**What to produce:** The entries below contain pictures. Retype everything except those pictures, exactly as given.

**Stored data:**

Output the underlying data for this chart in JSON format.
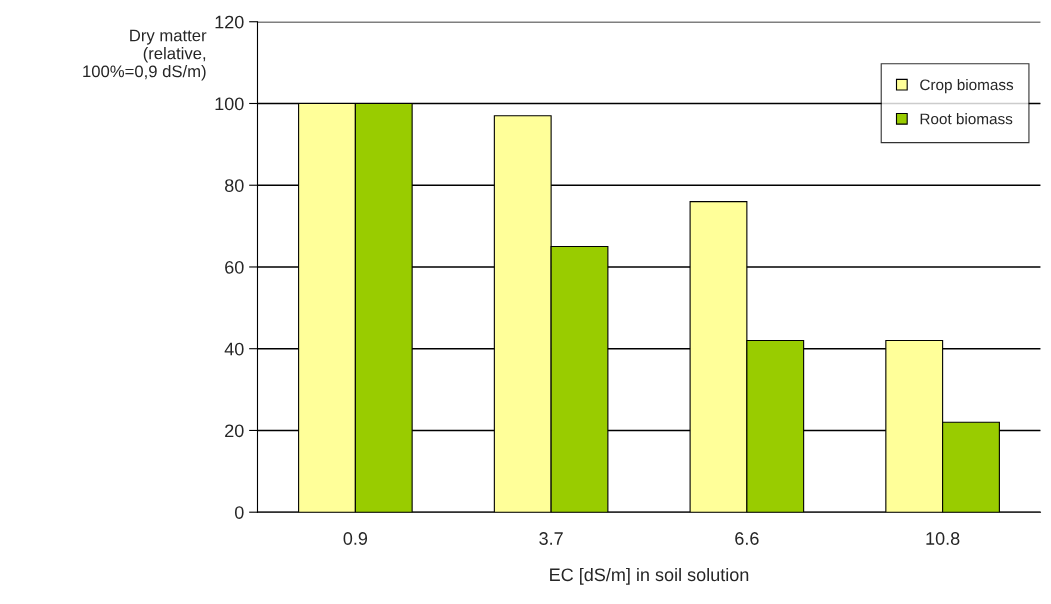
{
  "chart_data": {
    "type": "bar",
    "xlabel": "EC [dS/m] in soil solution",
    "ylabel": "Dry matter\n(relative,\n100%=0,9 dS/m)",
    "categories": [
      "0.9",
      "3.7",
      "6.6",
      "10.8"
    ],
    "series": [
      {
        "name": "Crop biomass",
        "color": "#ffff99",
        "values": [
          100,
          97,
          76,
          42
        ]
      },
      {
        "name": "Root biomass",
        "color": "#99cc00",
        "values": [
          100,
          65,
          42,
          22
        ]
      }
    ],
    "ylim": [
      0,
      120
    ],
    "yticks": [
      0,
      20,
      40,
      60,
      80,
      100,
      120
    ],
    "grid": "y",
    "legend": "top right"
  }
}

**Reply:**
Output the underlying data for this chart in JSON format.
{
  "chart_data": {
    "type": "bar",
    "xlabel": "EC [dS/m] in soil solution",
    "ylabel": "Dry matter\n(relative,\n100%=0,9 dS/m)",
    "categories": [
      "0.9",
      "3.7",
      "6.6",
      "10.8"
    ],
    "series": [
      {
        "name": "Crop biomass",
        "color": "#ffff99",
        "values": [
          100,
          97,
          76,
          42
        ]
      },
      {
        "name": "Root biomass",
        "color": "#99cc00",
        "values": [
          100,
          65,
          42,
          22
        ]
      }
    ],
    "ylim": [
      0,
      120
    ],
    "yticks": [
      0,
      20,
      40,
      60,
      80,
      100,
      120
    ],
    "grid": "y",
    "legend": "top right"
  }
}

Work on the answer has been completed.